Look for the string "ethereumprice" and copy every line that has it.

> _Source material_:
::::::::::

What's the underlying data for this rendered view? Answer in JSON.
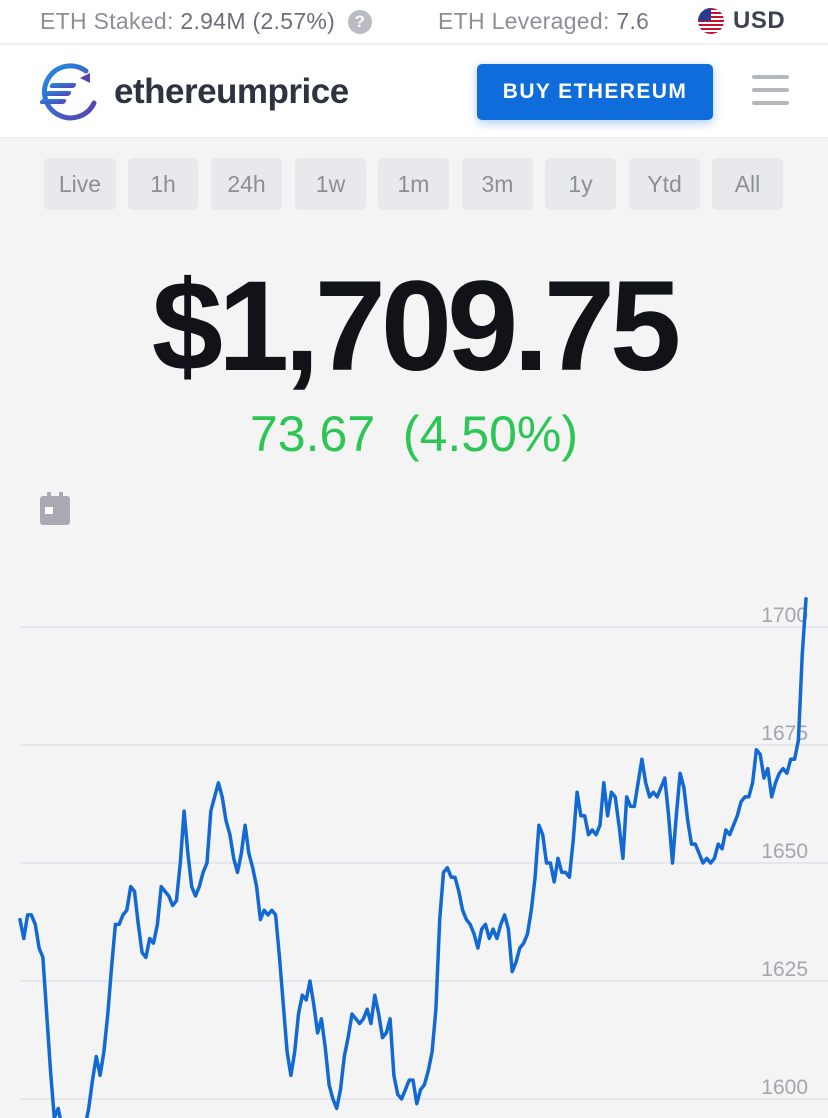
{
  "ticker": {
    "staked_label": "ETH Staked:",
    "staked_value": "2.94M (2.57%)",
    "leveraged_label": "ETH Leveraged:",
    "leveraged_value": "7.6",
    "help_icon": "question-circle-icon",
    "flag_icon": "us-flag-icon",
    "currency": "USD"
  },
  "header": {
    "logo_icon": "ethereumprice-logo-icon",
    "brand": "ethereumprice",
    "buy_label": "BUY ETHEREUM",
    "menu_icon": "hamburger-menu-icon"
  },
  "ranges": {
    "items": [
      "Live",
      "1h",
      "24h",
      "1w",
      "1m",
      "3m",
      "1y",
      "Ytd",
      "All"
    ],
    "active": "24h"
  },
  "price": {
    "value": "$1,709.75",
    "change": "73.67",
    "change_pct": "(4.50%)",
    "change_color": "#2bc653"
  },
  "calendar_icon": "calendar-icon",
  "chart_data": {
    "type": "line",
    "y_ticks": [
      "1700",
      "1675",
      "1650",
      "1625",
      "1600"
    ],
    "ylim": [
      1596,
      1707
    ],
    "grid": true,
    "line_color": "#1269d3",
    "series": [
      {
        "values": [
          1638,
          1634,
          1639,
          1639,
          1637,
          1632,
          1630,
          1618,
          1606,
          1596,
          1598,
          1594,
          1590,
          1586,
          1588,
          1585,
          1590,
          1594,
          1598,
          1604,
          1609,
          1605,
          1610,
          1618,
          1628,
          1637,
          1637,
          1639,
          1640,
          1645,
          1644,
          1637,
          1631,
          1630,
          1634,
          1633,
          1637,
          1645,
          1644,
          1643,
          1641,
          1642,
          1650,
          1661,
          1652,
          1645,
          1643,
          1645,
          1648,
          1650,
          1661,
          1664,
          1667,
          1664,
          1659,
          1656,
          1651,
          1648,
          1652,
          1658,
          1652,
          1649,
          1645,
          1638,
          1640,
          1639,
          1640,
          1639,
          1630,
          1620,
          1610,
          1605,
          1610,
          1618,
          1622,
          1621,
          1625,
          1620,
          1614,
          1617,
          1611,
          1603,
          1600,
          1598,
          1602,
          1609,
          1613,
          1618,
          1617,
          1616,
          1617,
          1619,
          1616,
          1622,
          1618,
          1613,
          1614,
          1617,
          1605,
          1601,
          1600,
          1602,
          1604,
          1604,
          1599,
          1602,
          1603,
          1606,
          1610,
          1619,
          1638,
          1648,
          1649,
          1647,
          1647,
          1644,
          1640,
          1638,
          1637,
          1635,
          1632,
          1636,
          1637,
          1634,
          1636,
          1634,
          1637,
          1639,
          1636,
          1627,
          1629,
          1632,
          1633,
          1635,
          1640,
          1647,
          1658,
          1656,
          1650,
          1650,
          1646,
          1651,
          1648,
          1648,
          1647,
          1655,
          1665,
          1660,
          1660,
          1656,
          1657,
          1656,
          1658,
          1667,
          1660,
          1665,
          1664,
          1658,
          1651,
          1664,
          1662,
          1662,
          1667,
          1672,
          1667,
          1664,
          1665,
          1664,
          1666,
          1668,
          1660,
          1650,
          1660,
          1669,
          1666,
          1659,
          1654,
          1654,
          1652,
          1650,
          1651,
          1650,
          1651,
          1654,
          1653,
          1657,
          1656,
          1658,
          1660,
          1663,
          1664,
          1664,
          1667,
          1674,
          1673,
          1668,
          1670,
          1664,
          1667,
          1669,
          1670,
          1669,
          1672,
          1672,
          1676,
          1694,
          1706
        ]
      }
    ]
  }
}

::::::::::

> _Expected answer_:
    "logo_icon": "ethereumprice-logo-icon",
    "brand": "ethereumprice",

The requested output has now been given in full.